→ Set problem
Reproduce exactly the lines from the line containing "What's the underlying" through the end of the records below, including both ends, and nothing else.
=-=-=
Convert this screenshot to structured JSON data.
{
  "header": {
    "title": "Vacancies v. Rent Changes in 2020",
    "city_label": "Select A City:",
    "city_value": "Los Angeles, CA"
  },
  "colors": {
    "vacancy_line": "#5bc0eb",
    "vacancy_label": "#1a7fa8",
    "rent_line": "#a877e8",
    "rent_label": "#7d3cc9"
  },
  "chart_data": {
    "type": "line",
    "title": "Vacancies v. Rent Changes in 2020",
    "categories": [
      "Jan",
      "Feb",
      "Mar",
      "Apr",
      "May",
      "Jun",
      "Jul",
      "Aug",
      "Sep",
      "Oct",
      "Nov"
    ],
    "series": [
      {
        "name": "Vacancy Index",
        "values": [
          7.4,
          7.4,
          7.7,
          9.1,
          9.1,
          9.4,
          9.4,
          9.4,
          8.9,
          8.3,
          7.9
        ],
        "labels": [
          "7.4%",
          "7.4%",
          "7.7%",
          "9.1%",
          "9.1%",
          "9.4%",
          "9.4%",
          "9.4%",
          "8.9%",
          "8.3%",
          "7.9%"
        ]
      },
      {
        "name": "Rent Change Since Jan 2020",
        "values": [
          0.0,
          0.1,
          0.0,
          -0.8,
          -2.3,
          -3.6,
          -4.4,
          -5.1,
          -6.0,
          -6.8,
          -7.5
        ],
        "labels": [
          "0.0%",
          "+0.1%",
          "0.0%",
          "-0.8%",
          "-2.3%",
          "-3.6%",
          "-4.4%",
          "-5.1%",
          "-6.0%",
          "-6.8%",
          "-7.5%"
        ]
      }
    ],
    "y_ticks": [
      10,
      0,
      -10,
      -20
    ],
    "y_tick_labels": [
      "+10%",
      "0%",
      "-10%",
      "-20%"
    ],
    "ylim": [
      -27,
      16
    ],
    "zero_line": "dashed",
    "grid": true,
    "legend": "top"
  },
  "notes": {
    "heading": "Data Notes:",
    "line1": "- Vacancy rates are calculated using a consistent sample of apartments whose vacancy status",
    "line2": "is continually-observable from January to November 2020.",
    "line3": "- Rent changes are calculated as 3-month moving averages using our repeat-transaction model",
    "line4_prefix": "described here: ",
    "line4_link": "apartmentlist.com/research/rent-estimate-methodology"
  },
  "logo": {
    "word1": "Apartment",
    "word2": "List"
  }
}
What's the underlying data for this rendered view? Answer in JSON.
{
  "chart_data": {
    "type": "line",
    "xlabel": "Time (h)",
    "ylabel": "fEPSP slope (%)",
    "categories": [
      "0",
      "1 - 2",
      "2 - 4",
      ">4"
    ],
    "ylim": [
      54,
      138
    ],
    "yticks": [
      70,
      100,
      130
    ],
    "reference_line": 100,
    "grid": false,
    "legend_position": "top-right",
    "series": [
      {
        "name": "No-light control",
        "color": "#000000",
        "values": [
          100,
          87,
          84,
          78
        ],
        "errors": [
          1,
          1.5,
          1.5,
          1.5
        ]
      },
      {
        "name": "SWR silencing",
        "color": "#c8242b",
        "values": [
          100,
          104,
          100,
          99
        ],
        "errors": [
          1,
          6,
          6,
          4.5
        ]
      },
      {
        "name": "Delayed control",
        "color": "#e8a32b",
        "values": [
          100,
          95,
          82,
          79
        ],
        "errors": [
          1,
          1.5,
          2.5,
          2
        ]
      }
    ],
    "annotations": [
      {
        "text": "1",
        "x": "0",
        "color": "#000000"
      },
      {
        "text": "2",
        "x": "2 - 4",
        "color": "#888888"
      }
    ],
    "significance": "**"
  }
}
=-=-=
→ Written response
What's the underlying data for this rendered view? Answer in JSON.
{
  "chart_data": {
    "type": "line",
    "xlabel": "Time (h)",
    "ylabel": "fEPSP slope (%)",
    "categories": [
      "0",
      "1 - 2",
      "2 - 4",
      ">4"
    ],
    "ylim": [
      54,
      138
    ],
    "yticks": [
      70,
      100,
      130
    ],
    "reference_line": 100,
    "grid": false,
    "legend_position": "top-right",
    "series": [
      {
        "name": "No-light control",
        "color": "#000000",
        "values": [
          100,
          87,
          84,
          78
        ],
        "errors": [
          1,
          1.5,
          1.5,
          1.5
        ]
      },
      {
        "name": "SWR silencing",
        "color": "#c8242b",
        "values": [
          100,
          104,
          100,
          99
        ],
        "errors": [
          1,
          6,
          6,
          4.5
        ]
      },
      {
        "name": "Delayed control",
        "color": "#e8a32b",
        "values": [
          100,
          95,
          82,
          79
        ],
        "errors": [
          1,
          1.5,
          2.5,
          2
        ]
      }
    ],
    "annotations": [
      {
        "text": "1",
        "x": "0",
        "color": "#000000"
      },
      {
        "text": "2",
        "x": "2 - 4",
        "color": "#888888"
      }
    ],
    "significance": "**"
  }
}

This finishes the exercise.